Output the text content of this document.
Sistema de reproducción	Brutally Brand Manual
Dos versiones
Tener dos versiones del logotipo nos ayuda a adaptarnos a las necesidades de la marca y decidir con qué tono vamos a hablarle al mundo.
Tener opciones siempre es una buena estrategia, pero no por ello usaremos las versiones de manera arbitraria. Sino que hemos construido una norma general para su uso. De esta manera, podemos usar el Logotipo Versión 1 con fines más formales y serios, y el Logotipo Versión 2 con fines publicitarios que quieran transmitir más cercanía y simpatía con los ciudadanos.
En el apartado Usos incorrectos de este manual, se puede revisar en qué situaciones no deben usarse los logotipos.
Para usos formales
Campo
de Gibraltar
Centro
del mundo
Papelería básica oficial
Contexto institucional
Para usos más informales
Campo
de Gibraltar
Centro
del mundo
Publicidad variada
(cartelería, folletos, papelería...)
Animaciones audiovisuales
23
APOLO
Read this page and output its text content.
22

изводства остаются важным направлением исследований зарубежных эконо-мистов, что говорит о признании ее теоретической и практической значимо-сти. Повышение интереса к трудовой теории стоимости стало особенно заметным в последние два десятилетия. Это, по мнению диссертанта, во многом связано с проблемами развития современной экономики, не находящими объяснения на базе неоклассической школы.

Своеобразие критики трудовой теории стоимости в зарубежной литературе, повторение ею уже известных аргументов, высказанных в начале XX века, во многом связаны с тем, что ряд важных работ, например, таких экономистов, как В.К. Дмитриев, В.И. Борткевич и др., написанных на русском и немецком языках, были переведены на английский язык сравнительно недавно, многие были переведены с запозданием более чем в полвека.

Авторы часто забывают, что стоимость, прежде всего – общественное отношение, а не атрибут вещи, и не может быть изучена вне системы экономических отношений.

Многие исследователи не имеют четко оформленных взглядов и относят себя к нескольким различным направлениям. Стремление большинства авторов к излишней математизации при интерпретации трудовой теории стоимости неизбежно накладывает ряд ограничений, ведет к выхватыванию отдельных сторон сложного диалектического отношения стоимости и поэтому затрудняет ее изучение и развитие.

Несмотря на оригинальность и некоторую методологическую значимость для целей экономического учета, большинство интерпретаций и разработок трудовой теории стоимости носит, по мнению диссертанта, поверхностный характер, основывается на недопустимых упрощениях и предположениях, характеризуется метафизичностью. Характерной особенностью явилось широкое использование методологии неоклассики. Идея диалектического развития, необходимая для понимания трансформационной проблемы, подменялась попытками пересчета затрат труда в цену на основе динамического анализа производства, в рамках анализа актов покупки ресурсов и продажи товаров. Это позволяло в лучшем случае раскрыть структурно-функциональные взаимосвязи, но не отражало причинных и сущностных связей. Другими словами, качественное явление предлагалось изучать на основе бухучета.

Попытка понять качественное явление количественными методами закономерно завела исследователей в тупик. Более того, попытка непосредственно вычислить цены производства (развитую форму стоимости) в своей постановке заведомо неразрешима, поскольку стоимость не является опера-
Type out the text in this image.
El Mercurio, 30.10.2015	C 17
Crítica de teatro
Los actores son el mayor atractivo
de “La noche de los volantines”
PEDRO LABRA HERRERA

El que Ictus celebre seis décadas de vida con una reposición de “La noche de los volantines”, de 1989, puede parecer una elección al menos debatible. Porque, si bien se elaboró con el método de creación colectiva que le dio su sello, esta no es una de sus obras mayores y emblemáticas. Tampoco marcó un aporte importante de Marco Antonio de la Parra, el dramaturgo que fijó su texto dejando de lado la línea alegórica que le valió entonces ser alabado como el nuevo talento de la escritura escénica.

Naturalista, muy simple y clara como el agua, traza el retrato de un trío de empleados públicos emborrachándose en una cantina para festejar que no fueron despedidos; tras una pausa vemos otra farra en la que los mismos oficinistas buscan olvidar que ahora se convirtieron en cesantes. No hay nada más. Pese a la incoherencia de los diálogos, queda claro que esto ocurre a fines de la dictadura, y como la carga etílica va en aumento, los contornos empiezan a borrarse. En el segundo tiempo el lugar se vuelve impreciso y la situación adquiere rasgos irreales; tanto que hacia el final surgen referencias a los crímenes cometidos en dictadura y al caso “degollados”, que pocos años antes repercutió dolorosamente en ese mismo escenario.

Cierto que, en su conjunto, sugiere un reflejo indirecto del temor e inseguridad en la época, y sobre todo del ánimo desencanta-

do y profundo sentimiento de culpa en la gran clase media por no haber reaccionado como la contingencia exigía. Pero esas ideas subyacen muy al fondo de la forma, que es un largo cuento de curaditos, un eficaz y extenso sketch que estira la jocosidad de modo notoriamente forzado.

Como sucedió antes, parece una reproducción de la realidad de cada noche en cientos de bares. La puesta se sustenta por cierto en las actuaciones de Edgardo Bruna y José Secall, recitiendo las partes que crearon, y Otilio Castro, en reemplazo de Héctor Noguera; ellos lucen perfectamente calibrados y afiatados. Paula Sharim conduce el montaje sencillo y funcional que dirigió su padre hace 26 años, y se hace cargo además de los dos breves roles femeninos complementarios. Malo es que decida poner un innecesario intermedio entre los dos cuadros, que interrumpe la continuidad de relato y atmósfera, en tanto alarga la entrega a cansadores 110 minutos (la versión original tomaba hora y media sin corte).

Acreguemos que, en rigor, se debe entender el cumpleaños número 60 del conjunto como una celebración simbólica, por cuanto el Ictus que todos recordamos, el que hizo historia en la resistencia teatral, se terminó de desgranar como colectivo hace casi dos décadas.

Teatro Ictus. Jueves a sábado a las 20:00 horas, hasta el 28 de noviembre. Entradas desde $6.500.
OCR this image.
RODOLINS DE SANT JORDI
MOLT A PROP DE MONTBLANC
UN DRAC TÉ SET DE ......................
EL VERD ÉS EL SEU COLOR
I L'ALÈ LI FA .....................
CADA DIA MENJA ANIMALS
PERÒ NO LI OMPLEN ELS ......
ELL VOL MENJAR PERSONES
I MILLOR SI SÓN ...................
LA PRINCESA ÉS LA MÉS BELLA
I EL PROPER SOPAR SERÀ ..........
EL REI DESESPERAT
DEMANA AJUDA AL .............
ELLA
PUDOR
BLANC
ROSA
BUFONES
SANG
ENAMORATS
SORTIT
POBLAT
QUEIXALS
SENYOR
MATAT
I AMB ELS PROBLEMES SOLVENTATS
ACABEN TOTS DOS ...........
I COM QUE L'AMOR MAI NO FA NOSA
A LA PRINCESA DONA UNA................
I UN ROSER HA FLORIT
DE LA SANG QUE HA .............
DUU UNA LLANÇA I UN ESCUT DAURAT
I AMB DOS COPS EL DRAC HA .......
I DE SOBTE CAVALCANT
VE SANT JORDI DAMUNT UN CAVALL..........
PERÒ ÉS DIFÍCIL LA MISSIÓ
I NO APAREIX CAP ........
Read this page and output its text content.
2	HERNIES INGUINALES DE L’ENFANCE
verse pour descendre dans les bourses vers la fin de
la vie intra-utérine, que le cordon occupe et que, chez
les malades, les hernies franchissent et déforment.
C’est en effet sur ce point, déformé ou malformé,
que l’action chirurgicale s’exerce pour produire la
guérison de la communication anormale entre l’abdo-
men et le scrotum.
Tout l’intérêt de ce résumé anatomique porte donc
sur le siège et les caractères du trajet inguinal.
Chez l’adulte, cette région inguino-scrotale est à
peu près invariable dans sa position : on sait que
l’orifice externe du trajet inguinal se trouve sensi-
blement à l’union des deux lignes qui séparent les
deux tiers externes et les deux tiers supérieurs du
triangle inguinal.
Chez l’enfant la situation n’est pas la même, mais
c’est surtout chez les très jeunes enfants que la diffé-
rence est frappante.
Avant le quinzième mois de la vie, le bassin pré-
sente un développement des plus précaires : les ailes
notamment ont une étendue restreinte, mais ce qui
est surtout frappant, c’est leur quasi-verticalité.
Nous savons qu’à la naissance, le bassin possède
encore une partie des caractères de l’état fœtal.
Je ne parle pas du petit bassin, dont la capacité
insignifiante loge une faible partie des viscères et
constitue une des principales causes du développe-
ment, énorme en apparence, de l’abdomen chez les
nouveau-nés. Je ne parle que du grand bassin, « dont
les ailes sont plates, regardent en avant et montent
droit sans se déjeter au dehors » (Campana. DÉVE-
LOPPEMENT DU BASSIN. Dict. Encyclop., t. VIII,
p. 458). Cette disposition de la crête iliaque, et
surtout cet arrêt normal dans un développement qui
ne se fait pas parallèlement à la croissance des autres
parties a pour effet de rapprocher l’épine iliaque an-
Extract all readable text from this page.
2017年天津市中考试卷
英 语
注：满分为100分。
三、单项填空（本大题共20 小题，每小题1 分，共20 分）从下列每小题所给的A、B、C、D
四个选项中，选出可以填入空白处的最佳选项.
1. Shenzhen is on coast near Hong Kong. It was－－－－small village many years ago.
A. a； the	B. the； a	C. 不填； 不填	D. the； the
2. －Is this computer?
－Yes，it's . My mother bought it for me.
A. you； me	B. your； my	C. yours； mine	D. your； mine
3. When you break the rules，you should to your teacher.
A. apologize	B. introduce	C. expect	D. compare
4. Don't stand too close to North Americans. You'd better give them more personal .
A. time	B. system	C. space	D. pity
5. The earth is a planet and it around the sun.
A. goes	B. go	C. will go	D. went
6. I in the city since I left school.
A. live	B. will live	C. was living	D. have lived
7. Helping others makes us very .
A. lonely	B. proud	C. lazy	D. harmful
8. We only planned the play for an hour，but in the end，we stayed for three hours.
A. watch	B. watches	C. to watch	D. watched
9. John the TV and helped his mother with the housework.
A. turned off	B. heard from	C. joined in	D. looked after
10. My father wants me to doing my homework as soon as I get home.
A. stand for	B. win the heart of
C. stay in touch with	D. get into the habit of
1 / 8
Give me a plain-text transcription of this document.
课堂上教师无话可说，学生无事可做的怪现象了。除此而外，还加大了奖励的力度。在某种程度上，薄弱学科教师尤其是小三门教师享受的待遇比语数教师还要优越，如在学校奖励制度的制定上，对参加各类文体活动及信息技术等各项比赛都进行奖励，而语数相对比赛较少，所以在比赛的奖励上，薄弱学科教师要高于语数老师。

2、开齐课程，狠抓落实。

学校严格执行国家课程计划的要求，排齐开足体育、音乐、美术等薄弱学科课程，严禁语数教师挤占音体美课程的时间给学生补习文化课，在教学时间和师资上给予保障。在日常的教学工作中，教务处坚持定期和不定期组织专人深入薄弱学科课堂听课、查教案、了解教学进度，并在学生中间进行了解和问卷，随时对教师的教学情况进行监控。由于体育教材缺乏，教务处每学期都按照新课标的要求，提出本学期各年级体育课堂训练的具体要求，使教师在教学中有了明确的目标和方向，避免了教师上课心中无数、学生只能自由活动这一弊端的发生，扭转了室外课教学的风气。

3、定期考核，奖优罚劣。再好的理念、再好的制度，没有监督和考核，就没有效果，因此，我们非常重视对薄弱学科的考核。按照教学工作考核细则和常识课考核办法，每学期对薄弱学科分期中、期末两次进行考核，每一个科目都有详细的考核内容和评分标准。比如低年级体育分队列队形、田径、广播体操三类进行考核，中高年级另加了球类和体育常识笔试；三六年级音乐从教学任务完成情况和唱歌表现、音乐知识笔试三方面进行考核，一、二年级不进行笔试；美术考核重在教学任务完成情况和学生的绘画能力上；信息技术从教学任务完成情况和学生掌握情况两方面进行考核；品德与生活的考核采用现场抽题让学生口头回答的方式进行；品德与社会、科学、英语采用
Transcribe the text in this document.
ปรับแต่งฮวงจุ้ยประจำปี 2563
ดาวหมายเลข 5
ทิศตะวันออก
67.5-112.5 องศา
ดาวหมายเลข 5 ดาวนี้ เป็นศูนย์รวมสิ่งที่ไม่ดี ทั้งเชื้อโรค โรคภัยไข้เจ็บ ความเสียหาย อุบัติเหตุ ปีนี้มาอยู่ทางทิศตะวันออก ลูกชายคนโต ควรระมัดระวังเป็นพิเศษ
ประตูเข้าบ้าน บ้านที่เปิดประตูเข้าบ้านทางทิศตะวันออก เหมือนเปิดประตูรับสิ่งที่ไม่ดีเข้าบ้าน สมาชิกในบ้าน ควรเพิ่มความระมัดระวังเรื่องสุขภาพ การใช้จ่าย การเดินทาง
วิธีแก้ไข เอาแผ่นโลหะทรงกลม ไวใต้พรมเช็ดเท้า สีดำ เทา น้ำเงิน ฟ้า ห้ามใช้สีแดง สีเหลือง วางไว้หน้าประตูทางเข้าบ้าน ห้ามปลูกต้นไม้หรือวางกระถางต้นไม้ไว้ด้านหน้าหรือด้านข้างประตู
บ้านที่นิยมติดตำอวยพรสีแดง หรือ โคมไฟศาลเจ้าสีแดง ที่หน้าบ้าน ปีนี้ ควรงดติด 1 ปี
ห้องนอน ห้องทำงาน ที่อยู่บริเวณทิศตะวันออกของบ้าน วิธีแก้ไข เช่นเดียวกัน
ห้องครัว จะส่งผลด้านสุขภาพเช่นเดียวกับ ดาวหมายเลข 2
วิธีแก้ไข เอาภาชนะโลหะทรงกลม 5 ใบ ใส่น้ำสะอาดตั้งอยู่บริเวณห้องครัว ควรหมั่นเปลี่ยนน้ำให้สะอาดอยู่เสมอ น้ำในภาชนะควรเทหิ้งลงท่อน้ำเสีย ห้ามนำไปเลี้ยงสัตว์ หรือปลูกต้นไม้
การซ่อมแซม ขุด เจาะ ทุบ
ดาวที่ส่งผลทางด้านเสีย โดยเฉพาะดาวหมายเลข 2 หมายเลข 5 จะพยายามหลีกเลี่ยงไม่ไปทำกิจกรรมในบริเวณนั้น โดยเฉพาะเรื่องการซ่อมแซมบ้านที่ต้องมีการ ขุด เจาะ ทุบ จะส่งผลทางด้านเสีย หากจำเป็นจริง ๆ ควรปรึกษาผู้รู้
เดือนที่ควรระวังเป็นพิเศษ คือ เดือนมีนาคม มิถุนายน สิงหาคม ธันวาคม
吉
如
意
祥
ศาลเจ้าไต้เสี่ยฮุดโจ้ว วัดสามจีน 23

Directive:
Review the preceding data and report every line that includes the string "will".

Final result:
A. goes	B. go	C. will go	D. went
A. live	B. will live	C. was living	D. have lived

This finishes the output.